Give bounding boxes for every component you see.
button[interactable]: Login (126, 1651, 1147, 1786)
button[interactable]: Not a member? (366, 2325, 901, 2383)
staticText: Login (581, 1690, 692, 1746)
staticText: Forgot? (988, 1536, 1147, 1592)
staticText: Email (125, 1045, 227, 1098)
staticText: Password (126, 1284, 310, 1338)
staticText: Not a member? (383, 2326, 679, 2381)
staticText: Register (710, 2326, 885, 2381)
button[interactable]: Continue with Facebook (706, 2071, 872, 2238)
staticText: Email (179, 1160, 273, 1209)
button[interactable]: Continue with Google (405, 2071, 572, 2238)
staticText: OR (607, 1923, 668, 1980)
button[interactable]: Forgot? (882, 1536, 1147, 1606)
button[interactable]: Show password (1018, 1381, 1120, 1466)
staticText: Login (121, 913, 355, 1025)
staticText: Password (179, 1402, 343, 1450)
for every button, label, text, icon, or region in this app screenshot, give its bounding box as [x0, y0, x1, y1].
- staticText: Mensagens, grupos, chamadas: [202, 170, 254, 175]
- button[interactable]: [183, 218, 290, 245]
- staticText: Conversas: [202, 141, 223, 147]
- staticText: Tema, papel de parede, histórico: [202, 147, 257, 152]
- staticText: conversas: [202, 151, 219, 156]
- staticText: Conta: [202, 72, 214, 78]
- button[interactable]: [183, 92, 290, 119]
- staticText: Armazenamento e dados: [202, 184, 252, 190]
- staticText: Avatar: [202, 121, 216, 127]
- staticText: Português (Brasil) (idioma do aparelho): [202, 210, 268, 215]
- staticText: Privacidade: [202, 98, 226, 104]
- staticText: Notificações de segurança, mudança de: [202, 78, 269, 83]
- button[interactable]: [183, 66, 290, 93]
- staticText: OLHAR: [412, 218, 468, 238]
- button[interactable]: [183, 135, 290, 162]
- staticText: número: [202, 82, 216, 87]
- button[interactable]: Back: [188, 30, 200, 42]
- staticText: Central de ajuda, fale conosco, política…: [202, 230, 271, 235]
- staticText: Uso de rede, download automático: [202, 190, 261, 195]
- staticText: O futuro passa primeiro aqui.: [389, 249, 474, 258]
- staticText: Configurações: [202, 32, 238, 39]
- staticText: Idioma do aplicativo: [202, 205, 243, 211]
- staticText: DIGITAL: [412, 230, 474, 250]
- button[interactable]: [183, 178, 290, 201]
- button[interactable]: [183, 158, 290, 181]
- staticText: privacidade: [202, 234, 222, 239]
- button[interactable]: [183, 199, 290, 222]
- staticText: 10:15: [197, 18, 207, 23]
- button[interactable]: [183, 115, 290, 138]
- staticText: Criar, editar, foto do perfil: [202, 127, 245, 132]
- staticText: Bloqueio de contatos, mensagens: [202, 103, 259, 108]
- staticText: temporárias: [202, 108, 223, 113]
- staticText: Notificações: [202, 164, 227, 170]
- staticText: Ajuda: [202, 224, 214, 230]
====
■ **What is needed**
Retype all of the lines above, from the first to the last, keeping every word, number, and symbol the same.

■ **Task solution**
Give bounding boxes for every component you see.
button[interactable]: Login (126, 1651, 1147, 1786)
button[interactable]: Not a member? (366, 2325, 901, 2383)
staticText: Login (581, 1690, 692, 1746)
staticText: Forgot? (988, 1536, 1147, 1592)
staticText: Email (125, 1045, 227, 1098)
staticText: Password (126, 1284, 310, 1338)
staticText: Not a member? (383, 2326, 679, 2381)
staticText: Register (710, 2326, 885, 2381)
button[interactable]: Continue with Facebook (706, 2071, 872, 2238)
staticText: Email (179, 1160, 273, 1209)
button[interactable]: Continue with Google (405, 2071, 572, 2238)
staticText: OR (607, 1923, 668, 1980)
button[interactable]: Forgot? (882, 1536, 1147, 1606)
button[interactable]: Show password (1018, 1381, 1120, 1466)
staticText: Login (121, 913, 355, 1025)
staticText: Password (179, 1402, 343, 1450)
for every button, label, text, icon, or region in this app screenshot, give its bounding box as [x0, y0, x1, y1].
- staticText: Mensagens, grupos, chamadas: [202, 170, 254, 175]
- button[interactable]: [183, 218, 290, 245]
- staticText: Conversas: [202, 141, 223, 147]
- staticText: Tema, papel de parede, histórico: [202, 147, 257, 152]
- staticText: conversas: [202, 151, 219, 156]
- staticText: Conta: [202, 72, 214, 78]
- button[interactable]: [183, 92, 290, 119]
- staticText: Armazenamento e dados: [202, 184, 252, 190]
- staticText: Avatar: [202, 121, 216, 127]
- staticText: Português (Brasil) (idioma do aparelho): [202, 210, 268, 215]
- staticText: Privacidade: [202, 98, 226, 104]
- staticText: Notificações de segurança, mudança de: [202, 78, 269, 83]
- button[interactable]: [183, 66, 290, 93]
- staticText: OLHAR: [412, 218, 468, 238]
- button[interactable]: [183, 135, 290, 162]
- staticText: número: [202, 82, 216, 87]
- button[interactable]: Back: [188, 30, 200, 42]
- staticText: Central de ajuda, fale conosco, política…: [202, 230, 271, 235]
- staticText: Uso de rede, download automático: [202, 190, 261, 195]
- staticText: O futuro passa primeiro aqui.: [389, 249, 474, 258]
- staticText: Configurações: [202, 32, 238, 39]
- staticText: Idioma do aplicativo: [202, 205, 243, 211]
- staticText: DIGITAL: [412, 230, 474, 250]
- button[interactable]: [183, 178, 290, 201]
- button[interactable]: [183, 158, 290, 181]
- staticText: privacidade: [202, 234, 222, 239]
- button[interactable]: [183, 199, 290, 222]
- staticText: 10:15: [197, 18, 207, 23]
- button[interactable]: [183, 115, 290, 138]
- staticText: Criar, editar, foto do perfil: [202, 127, 245, 132]
- staticText: Bloqueio de contatos, mensagens: [202, 103, 259, 108]
- staticText: temporárias: [202, 108, 223, 113]
- staticText: Notificações: [202, 164, 227, 170]
- staticText: Ajuda: [202, 224, 214, 230]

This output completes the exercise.